>> begin Rows

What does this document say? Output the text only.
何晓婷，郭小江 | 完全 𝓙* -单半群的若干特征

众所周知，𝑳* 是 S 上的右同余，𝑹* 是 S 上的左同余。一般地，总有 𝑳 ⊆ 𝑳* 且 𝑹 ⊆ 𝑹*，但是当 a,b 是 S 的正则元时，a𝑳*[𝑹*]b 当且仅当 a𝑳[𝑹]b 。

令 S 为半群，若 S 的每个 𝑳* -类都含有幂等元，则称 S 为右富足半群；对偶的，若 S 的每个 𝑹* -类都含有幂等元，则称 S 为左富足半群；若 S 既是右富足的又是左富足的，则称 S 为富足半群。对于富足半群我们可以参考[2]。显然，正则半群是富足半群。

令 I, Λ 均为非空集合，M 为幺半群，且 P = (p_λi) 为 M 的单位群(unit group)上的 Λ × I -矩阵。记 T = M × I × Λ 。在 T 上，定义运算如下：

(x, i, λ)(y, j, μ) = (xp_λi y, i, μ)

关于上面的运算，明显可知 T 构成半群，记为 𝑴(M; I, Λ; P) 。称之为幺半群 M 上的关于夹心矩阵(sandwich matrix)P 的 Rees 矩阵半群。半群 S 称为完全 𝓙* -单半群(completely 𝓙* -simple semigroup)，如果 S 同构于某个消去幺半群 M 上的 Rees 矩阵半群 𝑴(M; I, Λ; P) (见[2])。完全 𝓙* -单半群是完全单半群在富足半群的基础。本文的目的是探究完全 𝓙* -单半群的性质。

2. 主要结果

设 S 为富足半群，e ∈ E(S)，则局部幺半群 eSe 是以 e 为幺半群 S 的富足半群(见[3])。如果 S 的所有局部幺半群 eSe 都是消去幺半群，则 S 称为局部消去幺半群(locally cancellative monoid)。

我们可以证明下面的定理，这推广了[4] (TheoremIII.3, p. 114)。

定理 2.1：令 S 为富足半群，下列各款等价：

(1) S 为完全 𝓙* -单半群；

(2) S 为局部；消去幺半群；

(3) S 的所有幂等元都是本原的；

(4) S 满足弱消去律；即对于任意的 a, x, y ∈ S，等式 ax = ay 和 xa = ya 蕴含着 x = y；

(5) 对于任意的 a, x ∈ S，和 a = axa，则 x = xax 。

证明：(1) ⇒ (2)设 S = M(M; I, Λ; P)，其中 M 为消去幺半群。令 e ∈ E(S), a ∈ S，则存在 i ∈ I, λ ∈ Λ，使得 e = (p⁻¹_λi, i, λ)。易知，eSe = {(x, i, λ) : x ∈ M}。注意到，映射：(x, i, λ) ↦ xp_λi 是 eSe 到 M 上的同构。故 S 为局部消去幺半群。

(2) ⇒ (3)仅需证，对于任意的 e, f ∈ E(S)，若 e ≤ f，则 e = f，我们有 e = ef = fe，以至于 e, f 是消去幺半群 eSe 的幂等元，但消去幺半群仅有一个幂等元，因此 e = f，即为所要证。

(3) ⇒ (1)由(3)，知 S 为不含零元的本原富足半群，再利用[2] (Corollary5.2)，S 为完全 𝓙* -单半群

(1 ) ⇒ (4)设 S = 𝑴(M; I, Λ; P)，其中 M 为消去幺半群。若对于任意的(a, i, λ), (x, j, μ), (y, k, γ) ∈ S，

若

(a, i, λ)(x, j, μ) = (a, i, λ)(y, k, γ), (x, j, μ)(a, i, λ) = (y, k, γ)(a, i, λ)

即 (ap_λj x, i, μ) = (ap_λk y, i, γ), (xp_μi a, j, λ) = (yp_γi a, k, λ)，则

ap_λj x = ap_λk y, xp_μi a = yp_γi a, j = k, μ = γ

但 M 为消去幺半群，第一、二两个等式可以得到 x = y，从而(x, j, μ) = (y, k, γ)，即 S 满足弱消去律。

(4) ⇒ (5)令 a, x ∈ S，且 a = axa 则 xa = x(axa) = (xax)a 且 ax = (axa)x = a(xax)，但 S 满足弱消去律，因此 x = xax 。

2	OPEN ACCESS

>> end Rows

Among the entries above, how many lines include the word "为消去幺半群"? Give the number with no comment.

** Correct answer **
3